# Listing:
%%

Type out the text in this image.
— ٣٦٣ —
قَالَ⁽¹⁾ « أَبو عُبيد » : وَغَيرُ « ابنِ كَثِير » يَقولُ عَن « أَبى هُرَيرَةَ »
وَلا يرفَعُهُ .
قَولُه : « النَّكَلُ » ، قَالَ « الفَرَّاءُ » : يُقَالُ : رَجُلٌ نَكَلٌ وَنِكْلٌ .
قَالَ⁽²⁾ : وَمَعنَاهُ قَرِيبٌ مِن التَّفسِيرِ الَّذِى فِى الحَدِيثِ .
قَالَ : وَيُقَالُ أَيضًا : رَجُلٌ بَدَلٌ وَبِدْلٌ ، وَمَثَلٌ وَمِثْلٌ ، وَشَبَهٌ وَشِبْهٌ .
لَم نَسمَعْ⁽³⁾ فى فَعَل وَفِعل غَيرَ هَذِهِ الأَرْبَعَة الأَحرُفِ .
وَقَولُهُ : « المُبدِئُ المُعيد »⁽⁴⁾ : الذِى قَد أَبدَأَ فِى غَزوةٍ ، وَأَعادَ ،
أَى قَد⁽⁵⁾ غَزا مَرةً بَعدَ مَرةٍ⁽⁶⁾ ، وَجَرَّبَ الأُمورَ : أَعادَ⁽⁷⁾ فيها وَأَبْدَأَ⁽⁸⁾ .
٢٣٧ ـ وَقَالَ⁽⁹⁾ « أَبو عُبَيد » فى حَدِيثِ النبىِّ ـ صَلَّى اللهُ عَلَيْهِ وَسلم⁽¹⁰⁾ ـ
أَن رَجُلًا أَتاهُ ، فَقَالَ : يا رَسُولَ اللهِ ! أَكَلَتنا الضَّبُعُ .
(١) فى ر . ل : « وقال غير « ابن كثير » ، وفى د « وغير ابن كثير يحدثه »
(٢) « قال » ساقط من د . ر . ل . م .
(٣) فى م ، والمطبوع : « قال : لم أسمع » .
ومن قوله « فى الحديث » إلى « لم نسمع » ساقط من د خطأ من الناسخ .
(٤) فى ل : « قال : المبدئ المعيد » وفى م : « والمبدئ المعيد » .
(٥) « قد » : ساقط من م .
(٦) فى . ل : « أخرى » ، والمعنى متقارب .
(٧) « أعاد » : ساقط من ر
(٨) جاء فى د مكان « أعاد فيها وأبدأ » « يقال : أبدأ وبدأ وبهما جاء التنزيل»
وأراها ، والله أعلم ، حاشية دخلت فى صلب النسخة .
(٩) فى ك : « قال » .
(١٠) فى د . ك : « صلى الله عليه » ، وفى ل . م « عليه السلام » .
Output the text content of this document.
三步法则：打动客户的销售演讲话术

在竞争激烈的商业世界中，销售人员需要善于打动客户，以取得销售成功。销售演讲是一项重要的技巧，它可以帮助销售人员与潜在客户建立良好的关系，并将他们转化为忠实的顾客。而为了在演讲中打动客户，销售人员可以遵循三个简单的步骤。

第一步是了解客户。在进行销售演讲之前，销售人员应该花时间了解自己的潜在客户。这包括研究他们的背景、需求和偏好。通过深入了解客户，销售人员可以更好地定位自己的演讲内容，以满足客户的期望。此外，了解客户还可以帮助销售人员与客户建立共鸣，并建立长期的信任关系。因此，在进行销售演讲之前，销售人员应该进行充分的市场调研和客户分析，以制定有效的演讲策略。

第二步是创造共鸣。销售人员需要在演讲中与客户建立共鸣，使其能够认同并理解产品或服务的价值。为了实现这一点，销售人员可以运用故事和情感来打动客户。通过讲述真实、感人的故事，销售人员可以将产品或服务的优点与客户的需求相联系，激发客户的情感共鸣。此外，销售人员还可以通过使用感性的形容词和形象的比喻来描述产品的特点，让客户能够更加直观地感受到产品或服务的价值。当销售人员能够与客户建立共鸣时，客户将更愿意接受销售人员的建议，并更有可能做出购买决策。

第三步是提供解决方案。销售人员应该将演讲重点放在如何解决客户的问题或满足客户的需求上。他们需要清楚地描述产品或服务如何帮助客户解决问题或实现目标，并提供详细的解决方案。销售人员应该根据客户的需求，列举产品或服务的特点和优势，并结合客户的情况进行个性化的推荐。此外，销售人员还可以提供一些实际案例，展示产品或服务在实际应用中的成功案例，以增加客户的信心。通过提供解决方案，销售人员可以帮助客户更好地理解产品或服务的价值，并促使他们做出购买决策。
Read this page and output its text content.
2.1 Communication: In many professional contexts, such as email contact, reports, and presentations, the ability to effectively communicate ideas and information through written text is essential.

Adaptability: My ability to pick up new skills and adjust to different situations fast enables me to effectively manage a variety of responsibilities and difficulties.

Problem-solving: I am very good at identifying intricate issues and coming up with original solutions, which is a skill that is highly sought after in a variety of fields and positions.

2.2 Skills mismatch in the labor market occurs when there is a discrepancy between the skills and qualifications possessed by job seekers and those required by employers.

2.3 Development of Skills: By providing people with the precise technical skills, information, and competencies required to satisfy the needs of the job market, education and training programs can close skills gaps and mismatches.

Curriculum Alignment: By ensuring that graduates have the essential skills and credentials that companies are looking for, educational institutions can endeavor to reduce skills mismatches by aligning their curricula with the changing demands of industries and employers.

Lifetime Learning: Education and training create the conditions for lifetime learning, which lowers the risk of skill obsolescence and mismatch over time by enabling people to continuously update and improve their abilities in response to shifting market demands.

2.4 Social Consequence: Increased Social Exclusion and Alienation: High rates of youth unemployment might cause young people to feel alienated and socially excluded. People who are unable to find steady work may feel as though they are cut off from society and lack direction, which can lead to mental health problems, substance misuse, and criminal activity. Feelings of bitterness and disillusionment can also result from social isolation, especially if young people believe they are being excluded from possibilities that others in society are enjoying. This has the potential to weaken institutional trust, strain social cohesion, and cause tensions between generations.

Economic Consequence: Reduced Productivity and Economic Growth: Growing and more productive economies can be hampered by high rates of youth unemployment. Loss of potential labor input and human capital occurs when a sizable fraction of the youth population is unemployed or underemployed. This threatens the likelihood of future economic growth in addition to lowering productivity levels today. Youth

%%

# Task requirements:
Which lines hold the word "occurs"? Copy all of them.

# In response:
2.2 Skills mismatch in the labor market occurs when there is a discrepancy between the skills and qualifications possessed by job seekers and those required by employers.
Economic Consequence: Reduced Productivity and Economic Growth: Growing and more productive economies can be hampered by high rates of youth unemployment. Loss of potential labor input and human capital occurs when a sizable fraction of the youth population is unemployed or underemployed. This threatens the likelihood of future economic growth in addition to lowering productivity levels today. Youth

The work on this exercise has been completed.